■ **Exercício**
Reproduza sem alterações o trecho do texto da página que vai de "Decidi que aquela" até "Não, é que...".

■ **Texto da página**
===
Olhou-me, surpreso, mas nada disse. Por alguns instantes, olhei em seus olhos e percebi que ainda havia lágrimas brotando. Esperei ele perguntar o que eu estava fazendo ali, o que queria com ele, se eu estava querendo saber por qual razão ele estava chorando ou algo paranoico deste tipo que, provavelmente, eu perguntaria. Todavia, nada disse. Seu rosto parecia um pouco inchado, evidentemente por causa do choro, mas sua expressão não era de tristeza, tampouco alívio. Parecia, isso sim, feliz. Surpreso comigo, feliz pelo que acabara de experimentar.

Decidi que aquela estranheza deveria acabar ou, pelo menos, deveria tornar-se explícita através de palavras.

- Percebi que você estava limpando as lágrimas com as mãos... então lhe trouxe esse lenço.

Entreguei o lenço a ele, que olhou-o em minhas mãos e, lentamente, segurou-o. Hesitante, finalmente falou.

- Obrigado... mas não quero sujar seu lenço.

"Ora!" - pensei.

- Tudo bem, pode ficar com ele. - disse, sem perceber que estava oferecendo o lenço que ganhei de presente da minha avó, comprado em Roma.

- Não, é que...

- Está certo - eu o interrompi. - Se você não quer ficar com ele, pelo motivo que for, tudo bem. Mas use-o agora e, sei lá, leve para casa, lave-o e me devolva em outra oportunidade.

Ele parecia ainda mais surpreso. Eu, no entanto, estava perplexa com o que acabara de falar - ou com a forma com que o fiz. Ele olhou para o lenço, secou as lágrimas que estavam prestes a cair e, olhando para baixo, voltou a falar comigo.

- Obrigado.

Percebi em sua feição algo que me impedia de direcionar o olhar para outro lugar. Estava admirando-o, verdadeiramente e sem qualquer segunda intenção. Ou estava encantada por conhecer um homem, católico como eu, que era capaz de chorar apenas por reencontrar a tranquilidade sob a Graça do Criador. Ou ele estava chorando pela perda de alguém? Como poderia saber sem perguntar?
===
■ **Material fornecido**

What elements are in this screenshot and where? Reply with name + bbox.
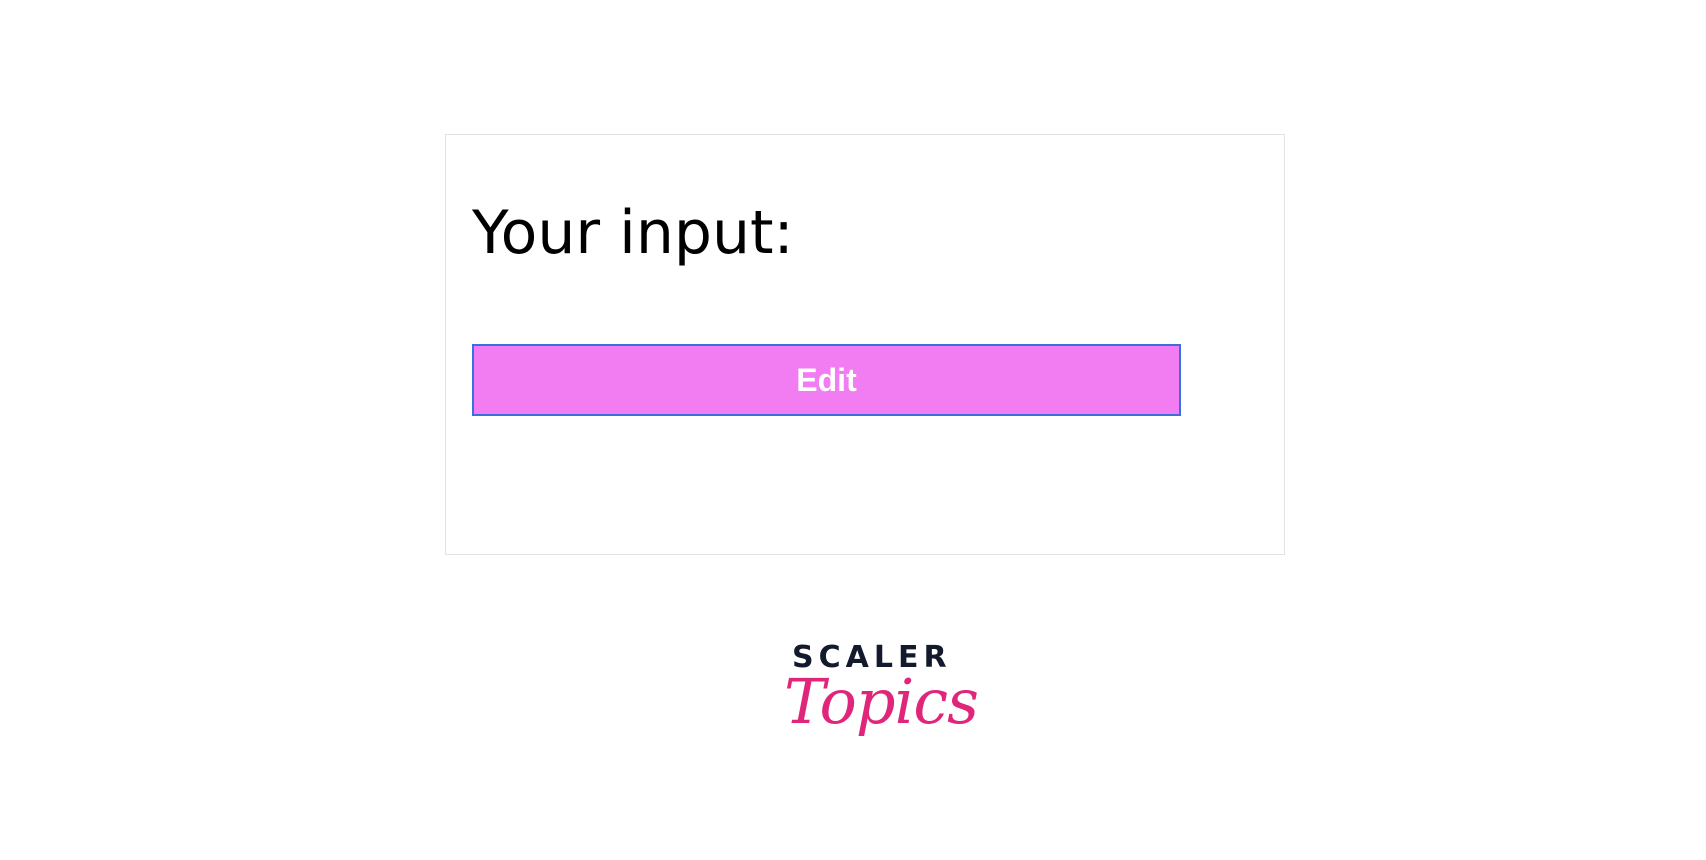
===
■ **Resposta ao exercício**
Decidi que aquela estranheza deveria acabar ou, pelo menos, deveria tornar-se explícita através de palavras.

- Percebi que você estava limpando as lágrimas com as mãos... então lhe trouxe esse lenço.

Entreguei o lenço a ele, que olhou-o em minhas mãos e, lentamente, segurou-o. Hesitante, finalmente falou.

- Obrigado... mas não quero sujar seu lenço.

"Ora!" - pensei.

- Tudo bem, pode ficar com ele. - disse, sem perceber que estava oferecendo o lenço que ganhei de presente da minha avó, comprado em Roma.

- Não, é que...